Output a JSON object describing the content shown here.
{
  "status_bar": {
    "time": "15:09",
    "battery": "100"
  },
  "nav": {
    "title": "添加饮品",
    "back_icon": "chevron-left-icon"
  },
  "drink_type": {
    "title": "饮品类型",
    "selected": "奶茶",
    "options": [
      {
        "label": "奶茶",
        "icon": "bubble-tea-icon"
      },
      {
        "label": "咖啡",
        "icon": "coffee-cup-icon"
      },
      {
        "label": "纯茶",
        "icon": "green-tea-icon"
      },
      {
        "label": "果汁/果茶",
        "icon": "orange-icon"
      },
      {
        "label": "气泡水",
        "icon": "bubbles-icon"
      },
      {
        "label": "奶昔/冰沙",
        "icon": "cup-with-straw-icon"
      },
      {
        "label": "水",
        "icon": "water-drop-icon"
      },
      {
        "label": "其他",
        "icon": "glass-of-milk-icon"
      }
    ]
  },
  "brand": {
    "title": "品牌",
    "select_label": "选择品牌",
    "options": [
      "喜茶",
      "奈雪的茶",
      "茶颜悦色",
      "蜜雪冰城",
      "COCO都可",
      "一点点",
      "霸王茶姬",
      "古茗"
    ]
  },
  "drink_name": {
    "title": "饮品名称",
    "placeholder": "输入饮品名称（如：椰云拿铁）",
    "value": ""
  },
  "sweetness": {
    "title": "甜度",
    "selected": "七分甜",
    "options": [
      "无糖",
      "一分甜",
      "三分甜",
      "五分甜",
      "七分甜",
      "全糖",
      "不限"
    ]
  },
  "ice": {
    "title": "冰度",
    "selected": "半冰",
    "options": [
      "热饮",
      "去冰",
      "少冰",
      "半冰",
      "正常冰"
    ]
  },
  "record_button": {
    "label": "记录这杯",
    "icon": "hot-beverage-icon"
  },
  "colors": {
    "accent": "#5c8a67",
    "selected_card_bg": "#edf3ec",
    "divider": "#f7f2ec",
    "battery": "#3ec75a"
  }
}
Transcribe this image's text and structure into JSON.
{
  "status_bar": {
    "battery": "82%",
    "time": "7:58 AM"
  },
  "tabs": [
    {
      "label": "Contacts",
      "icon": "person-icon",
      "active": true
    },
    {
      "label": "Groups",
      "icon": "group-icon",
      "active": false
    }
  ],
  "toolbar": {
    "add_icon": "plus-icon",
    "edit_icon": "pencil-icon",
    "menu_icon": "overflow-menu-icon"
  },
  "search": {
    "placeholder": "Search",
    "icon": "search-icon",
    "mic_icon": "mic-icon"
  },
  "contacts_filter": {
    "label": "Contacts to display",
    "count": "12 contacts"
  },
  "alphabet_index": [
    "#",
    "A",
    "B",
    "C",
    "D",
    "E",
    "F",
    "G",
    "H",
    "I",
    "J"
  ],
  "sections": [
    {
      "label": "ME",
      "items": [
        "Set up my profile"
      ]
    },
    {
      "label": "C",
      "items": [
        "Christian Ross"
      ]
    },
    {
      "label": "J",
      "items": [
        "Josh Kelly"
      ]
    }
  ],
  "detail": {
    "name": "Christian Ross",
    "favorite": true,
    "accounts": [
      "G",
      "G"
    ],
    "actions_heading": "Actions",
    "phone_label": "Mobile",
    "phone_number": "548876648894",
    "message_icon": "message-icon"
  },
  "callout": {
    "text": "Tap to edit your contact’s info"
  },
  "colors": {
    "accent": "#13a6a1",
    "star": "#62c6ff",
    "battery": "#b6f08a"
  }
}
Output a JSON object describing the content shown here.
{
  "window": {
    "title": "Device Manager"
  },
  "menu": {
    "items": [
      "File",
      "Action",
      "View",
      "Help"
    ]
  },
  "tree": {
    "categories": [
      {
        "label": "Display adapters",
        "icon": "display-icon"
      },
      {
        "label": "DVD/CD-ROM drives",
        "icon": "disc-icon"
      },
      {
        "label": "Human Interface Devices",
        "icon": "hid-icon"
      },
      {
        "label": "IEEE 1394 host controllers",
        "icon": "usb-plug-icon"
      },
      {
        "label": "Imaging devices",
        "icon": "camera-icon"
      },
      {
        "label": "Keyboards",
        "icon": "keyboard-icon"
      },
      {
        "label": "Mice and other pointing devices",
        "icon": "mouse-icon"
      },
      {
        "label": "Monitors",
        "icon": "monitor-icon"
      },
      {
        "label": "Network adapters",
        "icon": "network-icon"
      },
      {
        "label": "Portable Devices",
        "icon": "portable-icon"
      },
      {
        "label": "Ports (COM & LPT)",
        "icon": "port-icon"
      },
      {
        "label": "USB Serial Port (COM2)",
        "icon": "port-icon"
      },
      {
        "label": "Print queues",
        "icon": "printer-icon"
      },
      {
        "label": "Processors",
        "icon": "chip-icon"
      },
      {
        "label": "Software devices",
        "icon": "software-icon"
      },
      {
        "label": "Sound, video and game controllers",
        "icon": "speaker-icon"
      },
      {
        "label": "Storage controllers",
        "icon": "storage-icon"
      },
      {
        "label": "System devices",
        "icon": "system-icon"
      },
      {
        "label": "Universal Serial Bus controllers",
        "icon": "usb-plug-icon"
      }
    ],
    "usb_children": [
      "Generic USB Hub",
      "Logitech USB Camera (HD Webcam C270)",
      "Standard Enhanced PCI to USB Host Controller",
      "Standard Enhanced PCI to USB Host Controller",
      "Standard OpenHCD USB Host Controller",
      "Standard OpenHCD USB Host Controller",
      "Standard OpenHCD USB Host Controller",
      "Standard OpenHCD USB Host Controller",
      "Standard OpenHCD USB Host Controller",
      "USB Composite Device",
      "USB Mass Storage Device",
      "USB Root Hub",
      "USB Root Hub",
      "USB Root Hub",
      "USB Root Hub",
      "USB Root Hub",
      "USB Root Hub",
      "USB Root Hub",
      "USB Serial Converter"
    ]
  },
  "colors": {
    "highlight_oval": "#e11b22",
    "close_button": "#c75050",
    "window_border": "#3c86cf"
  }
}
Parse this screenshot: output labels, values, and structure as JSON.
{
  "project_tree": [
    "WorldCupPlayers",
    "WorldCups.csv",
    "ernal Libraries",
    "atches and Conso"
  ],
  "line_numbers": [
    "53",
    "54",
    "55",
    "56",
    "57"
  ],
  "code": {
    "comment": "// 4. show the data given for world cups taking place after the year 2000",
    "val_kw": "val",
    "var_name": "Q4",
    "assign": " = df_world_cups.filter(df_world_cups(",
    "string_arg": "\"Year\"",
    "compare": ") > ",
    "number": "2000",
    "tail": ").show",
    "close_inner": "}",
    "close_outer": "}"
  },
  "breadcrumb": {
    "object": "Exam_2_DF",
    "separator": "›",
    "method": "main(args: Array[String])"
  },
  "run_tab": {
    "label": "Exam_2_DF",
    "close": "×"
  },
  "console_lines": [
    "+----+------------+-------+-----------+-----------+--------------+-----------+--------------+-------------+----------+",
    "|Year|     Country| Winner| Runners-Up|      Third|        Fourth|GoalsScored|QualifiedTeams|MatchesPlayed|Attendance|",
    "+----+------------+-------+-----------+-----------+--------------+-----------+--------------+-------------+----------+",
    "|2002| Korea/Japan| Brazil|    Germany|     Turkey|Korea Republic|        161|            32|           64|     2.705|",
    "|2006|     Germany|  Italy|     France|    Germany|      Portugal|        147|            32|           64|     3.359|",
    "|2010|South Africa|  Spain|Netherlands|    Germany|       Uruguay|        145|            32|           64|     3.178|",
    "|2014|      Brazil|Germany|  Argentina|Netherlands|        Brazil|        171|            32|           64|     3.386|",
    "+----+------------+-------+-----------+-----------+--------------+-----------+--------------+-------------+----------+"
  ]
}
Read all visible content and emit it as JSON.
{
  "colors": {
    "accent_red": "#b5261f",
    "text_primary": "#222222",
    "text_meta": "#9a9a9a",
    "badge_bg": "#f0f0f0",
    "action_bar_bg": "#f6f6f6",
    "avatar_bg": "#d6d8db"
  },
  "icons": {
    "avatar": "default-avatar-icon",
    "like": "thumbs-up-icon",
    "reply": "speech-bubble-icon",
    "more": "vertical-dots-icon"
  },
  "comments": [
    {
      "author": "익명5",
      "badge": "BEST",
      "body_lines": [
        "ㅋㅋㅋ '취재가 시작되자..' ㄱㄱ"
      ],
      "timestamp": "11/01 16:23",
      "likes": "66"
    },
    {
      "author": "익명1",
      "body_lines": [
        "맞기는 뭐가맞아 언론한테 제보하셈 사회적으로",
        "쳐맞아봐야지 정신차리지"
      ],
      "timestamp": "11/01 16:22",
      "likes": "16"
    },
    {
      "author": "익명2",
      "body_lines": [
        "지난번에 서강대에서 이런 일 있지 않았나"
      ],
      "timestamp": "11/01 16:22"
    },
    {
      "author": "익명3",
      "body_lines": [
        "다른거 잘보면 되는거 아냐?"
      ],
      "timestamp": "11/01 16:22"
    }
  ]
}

## PROBLEM TO WORK ON
Tally the lines above containing "this". Answer with the count only.

## ANSWER TO THE EXERCISE
2